What the task requires: Narrow the data below down to the lines containing "document".

Begin Listed records

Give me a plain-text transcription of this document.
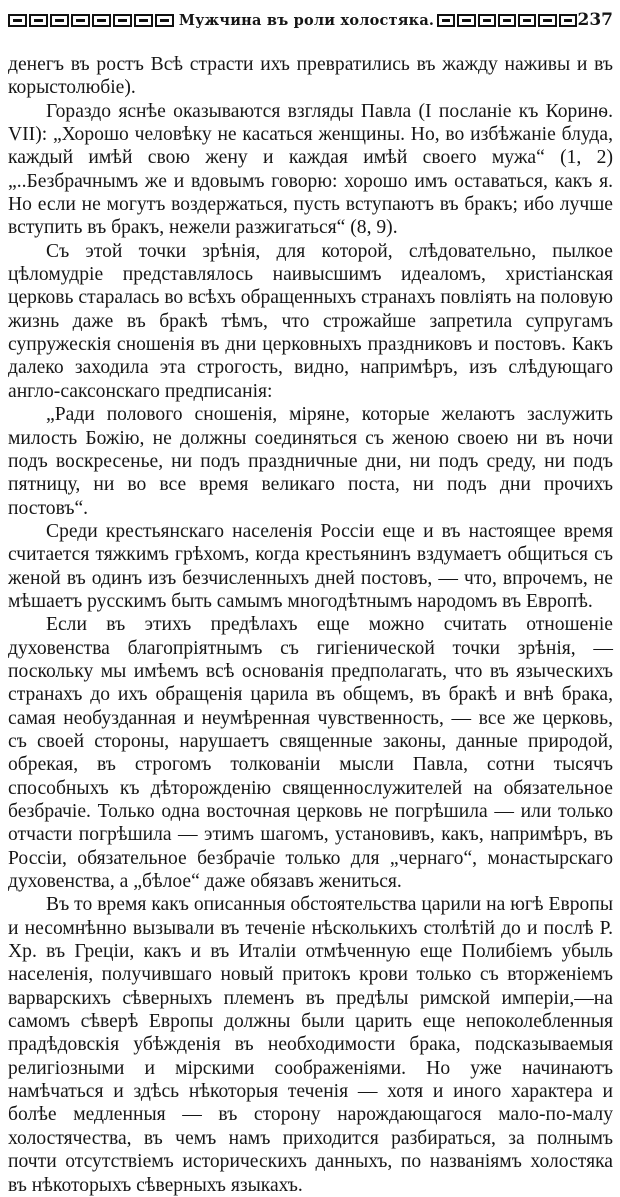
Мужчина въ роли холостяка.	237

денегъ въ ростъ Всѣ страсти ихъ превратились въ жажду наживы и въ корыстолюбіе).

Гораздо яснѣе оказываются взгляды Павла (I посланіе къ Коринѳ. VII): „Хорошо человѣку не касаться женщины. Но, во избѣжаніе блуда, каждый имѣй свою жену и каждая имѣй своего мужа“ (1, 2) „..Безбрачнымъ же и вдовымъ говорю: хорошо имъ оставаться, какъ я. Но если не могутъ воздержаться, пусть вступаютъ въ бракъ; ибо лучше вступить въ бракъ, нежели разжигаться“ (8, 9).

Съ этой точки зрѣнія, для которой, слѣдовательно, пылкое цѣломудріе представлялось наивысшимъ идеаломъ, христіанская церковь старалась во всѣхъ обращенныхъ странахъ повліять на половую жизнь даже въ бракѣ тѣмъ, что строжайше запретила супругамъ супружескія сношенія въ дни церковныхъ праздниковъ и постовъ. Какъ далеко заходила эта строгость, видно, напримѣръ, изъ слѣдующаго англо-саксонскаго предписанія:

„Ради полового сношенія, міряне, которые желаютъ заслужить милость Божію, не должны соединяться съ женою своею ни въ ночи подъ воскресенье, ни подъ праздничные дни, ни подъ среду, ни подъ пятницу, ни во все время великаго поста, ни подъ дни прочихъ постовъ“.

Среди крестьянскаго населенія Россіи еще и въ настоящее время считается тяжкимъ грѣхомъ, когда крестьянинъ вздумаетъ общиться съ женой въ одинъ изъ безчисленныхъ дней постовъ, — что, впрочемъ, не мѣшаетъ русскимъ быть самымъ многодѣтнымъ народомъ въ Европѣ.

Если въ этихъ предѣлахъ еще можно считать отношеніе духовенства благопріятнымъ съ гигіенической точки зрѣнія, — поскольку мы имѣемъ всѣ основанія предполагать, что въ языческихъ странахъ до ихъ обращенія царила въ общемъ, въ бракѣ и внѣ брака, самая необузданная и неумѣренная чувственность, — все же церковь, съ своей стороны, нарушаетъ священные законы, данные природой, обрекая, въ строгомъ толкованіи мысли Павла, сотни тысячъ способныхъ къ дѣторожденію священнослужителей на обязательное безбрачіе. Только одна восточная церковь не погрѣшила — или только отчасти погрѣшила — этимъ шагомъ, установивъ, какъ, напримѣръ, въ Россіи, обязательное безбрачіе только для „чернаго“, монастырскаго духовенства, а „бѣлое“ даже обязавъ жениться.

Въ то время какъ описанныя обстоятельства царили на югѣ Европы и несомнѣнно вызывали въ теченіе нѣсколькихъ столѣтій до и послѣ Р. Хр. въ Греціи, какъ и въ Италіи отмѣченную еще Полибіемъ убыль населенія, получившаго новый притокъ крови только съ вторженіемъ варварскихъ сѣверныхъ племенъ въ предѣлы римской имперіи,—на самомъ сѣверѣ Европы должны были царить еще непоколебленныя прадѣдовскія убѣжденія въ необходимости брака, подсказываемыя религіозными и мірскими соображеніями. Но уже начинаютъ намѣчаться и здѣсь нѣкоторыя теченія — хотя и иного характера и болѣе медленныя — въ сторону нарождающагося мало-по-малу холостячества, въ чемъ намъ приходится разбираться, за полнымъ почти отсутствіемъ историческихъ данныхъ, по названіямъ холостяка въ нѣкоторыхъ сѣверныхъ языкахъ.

End Listed records
Begin Listed records

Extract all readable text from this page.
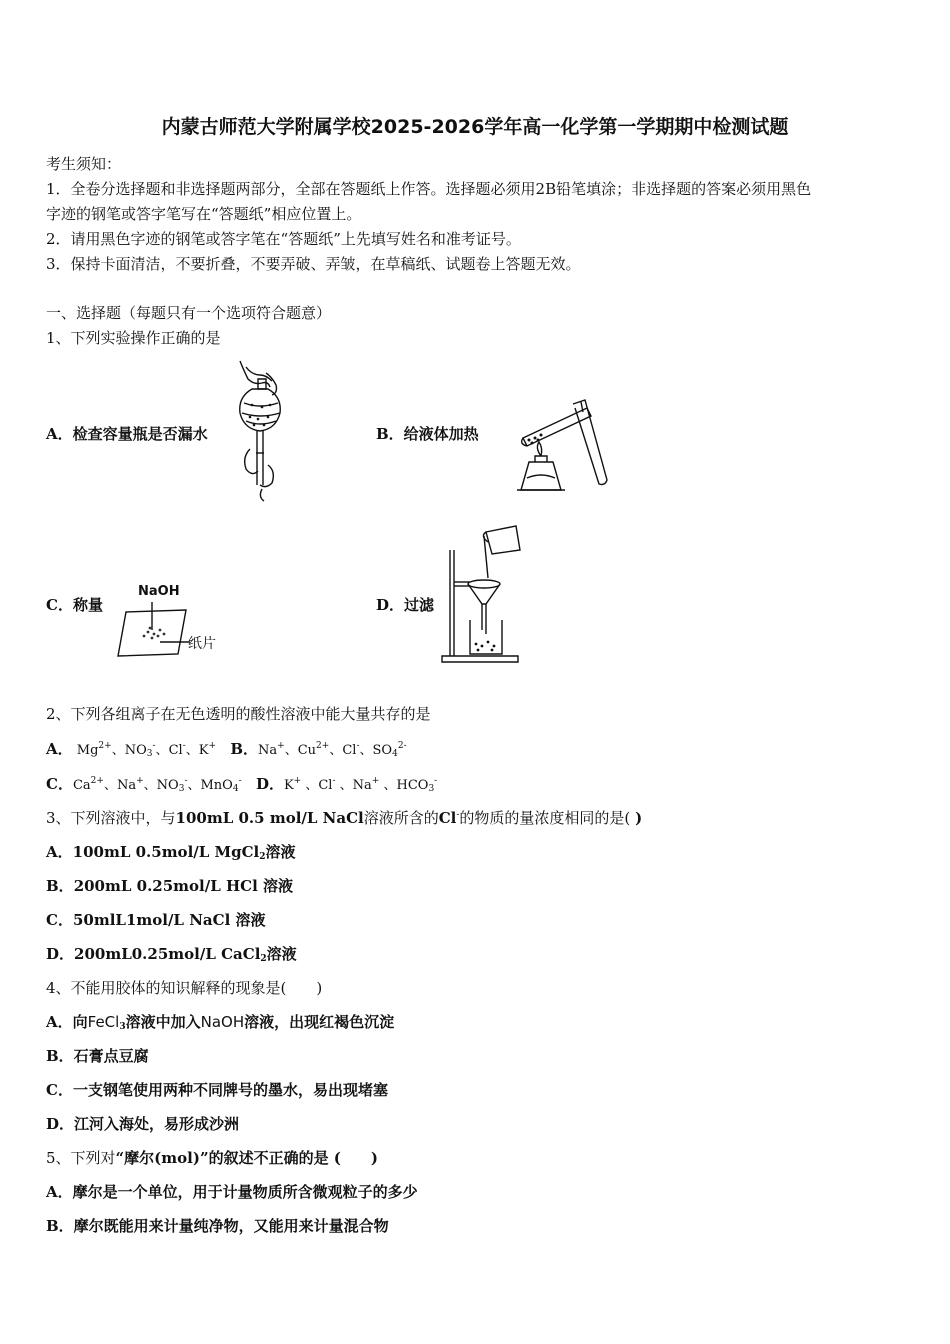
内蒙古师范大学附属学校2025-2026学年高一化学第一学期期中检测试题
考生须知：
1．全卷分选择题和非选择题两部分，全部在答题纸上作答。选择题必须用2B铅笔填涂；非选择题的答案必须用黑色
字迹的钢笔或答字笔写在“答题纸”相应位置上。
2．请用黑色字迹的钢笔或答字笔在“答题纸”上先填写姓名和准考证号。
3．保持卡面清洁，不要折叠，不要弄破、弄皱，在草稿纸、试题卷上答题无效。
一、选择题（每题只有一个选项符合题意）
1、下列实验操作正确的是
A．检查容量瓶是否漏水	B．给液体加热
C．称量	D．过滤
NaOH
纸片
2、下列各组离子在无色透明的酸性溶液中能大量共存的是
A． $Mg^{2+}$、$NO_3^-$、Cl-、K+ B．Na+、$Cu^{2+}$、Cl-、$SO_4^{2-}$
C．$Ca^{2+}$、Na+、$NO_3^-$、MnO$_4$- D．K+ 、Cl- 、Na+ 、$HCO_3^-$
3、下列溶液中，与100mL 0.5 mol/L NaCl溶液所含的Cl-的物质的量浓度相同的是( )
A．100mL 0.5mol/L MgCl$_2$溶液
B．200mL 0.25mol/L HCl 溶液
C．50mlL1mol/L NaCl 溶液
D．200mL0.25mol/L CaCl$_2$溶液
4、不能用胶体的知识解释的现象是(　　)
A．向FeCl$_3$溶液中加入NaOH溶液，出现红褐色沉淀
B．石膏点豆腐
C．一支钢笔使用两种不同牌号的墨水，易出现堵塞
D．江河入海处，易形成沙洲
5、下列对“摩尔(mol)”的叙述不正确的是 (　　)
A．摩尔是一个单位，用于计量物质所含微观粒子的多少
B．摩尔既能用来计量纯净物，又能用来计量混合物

End Listed records
Begin Listed records

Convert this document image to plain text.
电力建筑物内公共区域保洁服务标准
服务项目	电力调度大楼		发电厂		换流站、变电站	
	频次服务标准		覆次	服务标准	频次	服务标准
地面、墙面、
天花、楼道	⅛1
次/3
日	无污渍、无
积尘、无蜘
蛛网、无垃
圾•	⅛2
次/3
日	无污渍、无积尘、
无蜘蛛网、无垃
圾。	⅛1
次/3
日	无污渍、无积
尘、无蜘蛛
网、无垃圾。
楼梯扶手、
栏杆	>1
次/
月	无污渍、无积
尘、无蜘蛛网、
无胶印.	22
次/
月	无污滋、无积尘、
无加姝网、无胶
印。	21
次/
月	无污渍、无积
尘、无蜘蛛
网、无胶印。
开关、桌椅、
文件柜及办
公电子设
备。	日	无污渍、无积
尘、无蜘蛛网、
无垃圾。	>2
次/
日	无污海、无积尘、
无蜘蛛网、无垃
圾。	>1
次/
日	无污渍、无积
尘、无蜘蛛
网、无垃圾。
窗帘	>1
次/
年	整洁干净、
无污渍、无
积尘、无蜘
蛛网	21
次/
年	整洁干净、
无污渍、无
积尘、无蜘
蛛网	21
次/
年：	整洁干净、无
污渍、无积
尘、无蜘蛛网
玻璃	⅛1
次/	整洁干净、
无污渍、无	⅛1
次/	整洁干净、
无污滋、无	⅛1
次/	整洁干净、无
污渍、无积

End Listed records

Answer to the exercise:
Give me a plain-text transcription of this document.
Convert this document image to plain text.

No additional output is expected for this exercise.